Records shown
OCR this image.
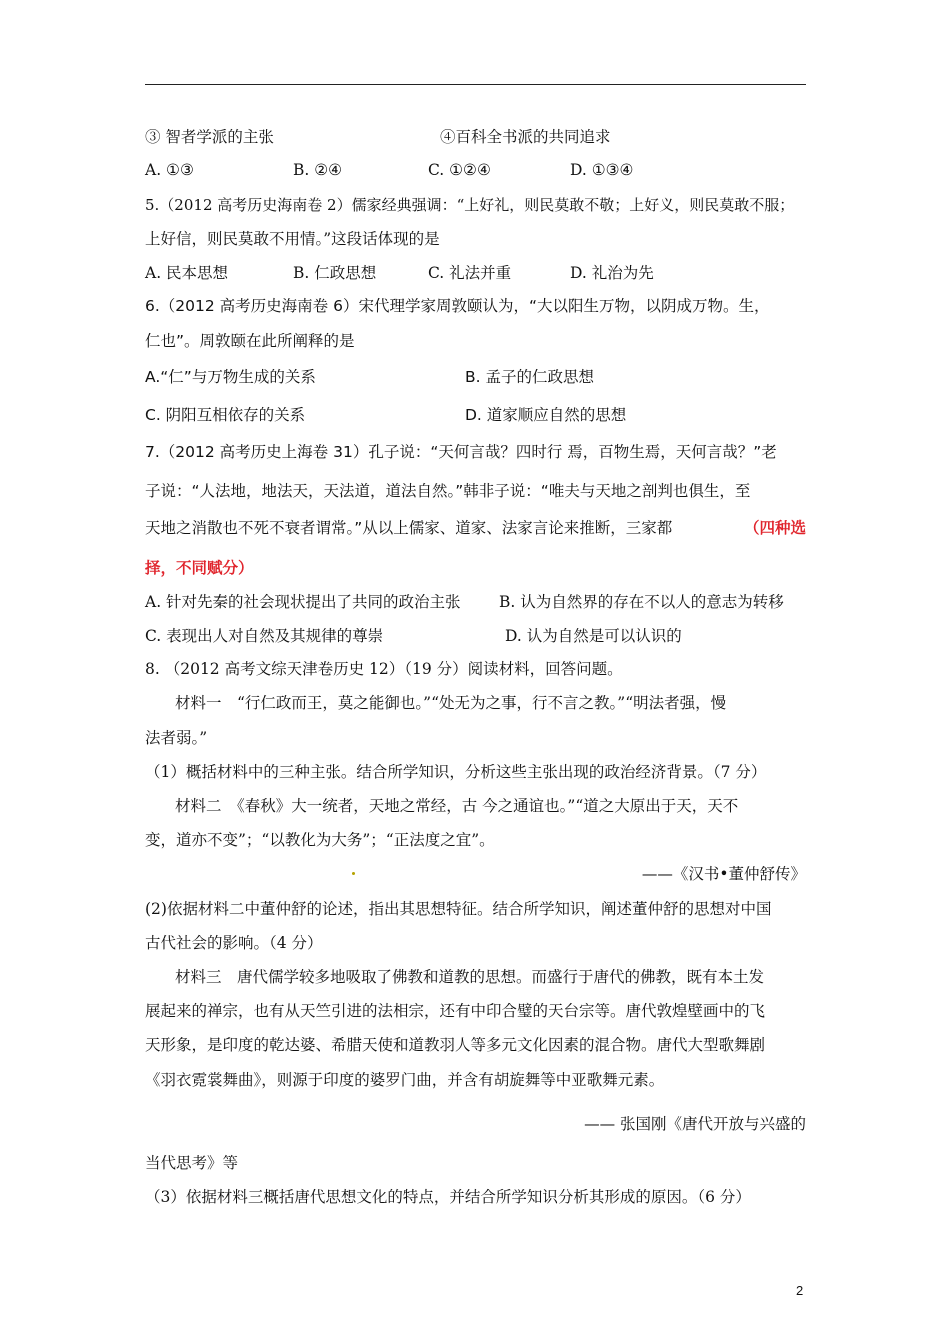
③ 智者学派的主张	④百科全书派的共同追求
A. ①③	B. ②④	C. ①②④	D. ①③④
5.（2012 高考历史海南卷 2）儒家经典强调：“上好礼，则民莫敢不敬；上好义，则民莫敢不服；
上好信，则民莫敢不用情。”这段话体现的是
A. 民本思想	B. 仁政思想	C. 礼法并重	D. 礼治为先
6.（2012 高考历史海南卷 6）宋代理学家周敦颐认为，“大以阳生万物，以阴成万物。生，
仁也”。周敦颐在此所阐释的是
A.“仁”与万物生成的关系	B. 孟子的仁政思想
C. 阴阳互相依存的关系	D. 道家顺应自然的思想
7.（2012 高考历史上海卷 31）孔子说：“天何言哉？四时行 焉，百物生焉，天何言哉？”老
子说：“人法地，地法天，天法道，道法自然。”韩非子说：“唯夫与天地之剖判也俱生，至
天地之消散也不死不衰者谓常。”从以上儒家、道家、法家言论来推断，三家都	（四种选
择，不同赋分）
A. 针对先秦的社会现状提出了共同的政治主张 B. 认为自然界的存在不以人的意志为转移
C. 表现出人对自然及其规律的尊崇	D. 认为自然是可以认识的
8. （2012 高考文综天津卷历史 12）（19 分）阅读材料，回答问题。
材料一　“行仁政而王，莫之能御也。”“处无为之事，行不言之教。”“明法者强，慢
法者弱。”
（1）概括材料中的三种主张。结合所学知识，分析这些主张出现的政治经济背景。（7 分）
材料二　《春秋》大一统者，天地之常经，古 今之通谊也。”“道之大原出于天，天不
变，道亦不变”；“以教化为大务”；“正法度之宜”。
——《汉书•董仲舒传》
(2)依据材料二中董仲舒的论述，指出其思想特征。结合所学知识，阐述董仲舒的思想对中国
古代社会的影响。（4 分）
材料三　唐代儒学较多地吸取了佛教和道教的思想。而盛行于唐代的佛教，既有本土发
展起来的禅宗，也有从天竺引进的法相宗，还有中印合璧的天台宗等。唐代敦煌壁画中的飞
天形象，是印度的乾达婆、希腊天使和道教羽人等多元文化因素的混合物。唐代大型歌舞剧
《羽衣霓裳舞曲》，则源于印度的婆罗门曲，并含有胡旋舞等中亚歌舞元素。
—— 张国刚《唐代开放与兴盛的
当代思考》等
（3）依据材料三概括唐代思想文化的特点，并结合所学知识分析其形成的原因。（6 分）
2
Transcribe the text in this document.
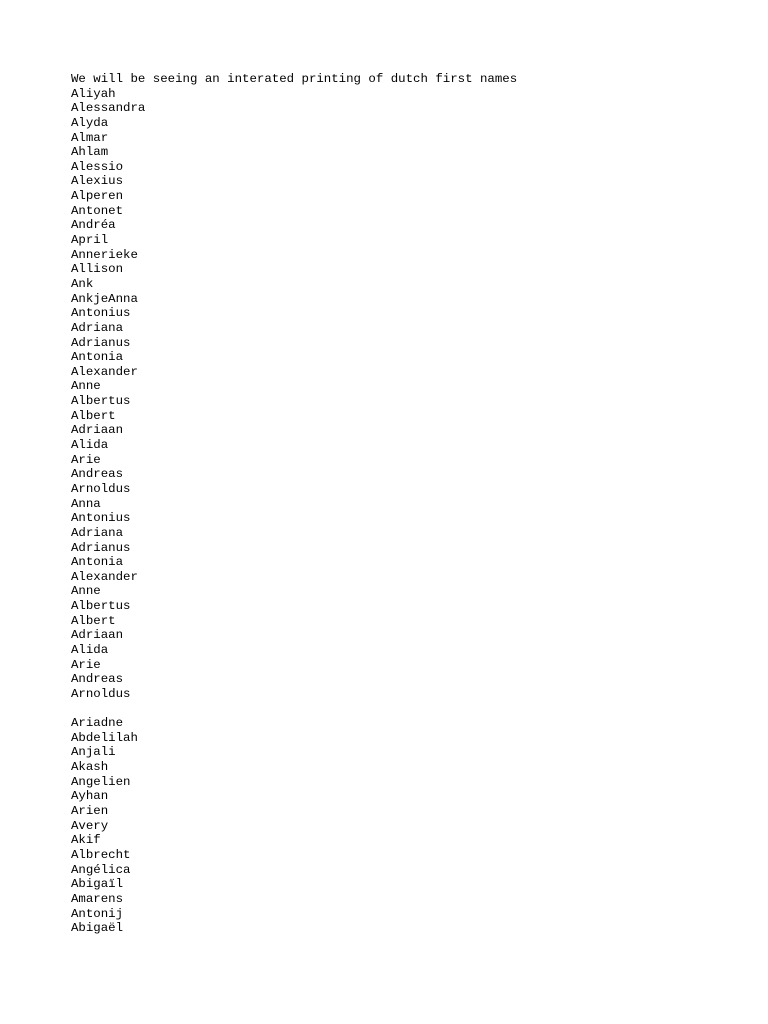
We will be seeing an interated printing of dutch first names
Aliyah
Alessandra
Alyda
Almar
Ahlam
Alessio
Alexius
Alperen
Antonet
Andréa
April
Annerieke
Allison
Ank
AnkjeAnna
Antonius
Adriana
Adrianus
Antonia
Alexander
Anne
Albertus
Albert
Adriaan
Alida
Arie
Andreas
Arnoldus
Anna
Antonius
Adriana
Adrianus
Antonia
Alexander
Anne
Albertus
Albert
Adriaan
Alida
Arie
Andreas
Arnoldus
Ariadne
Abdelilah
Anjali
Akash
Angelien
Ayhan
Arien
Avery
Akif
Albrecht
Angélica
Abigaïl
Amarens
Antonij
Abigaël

Work to do
Every line of the data above should be quoted exactly. Omit the pictures.

Task output
OCR this image.
③ 智者学派的主张	④百科全书派的共同追求
A. ①③	B. ②④	C. ①②④	D. ①③④
5.（2012 高考历史海南卷 2）儒家经典强调：“上好礼，则民莫敢不敬；上好义，则民莫敢不服；
上好信，则民莫敢不用情。”这段话体现的是
A. 民本思想	B. 仁政思想	C. 礼法并重	D. 礼治为先
6.（2012 高考历史海南卷 6）宋代理学家周敦颐认为，“大以阳生万物，以阴成万物。生，
仁也”。周敦颐在此所阐释的是
A.“仁”与万物生成的关系	B. 孟子的仁政思想
C. 阴阳互相依存的关系	D. 道家顺应自然的思想
7.（2012 高考历史上海卷 31）孔子说：“天何言哉？四时行 焉，百物生焉，天何言哉？”老
子说：“人法地，地法天，天法道，道法自然。”韩非子说：“唯夫与天地之剖判也俱生，至
天地之消散也不死不衰者谓常。”从以上儒家、道家、法家言论来推断，三家都	（四种选
择，不同赋分）
A. 针对先秦的社会现状提出了共同的政治主张 B. 认为自然界的存在不以人的意志为转移
C. 表现出人对自然及其规律的尊崇	D. 认为自然是可以认识的
8. （2012 高考文综天津卷历史 12）（19 分）阅读材料，回答问题。
材料一　“行仁政而王，莫之能御也。”“处无为之事，行不言之教。”“明法者强，慢
法者弱。”
（1）概括材料中的三种主张。结合所学知识，分析这些主张出现的政治经济背景。（7 分）
材料二　《春秋》大一统者，天地之常经，古 今之通谊也。”“道之大原出于天，天不
变，道亦不变”；“以教化为大务”；“正法度之宜”。
——《汉书•董仲舒传》
(2)依据材料二中董仲舒的论述，指出其思想特征。结合所学知识，阐述董仲舒的思想对中国
古代社会的影响。（4 分）
材料三　唐代儒学较多地吸取了佛教和道教的思想。而盛行于唐代的佛教，既有本土发
展起来的禅宗，也有从天竺引进的法相宗，还有中印合璧的天台宗等。唐代敦煌壁画中的飞
天形象，是印度的乾达婆、希腊天使和道教羽人等多元文化因素的混合物。唐代大型歌舞剧
《羽衣霓裳舞曲》，则源于印度的婆罗门曲，并含有胡旋舞等中亚歌舞元素。
—— 张国刚《唐代开放与兴盛的
当代思考》等
（3）依据材料三概括唐代思想文化的特点，并结合所学知识分析其形成的原因。（6 分）
2
Transcribe the text in this document.
We will be seeing an interated printing of dutch first names
Aliyah
Alessandra
Alyda
Almar
Ahlam
Alessio
Alexius
Alperen
Antonet
Andréa
April
Annerieke
Allison
Ank
AnkjeAnna
Antonius
Adriana
Adrianus
Antonia
Alexander
Anne
Albertus
Albert
Adriaan
Alida
Arie
Andreas
Arnoldus
Anna
Antonius
Adriana
Adrianus
Antonia
Alexander
Anne
Albertus
Albert
Adriaan
Alida
Arie
Andreas
Arnoldus
Ariadne
Abdelilah
Anjali
Akash
Angelien
Ayhan
Arien
Avery
Akif
Albrecht
Angélica
Abigaïl
Amarens
Antonij
Abigaël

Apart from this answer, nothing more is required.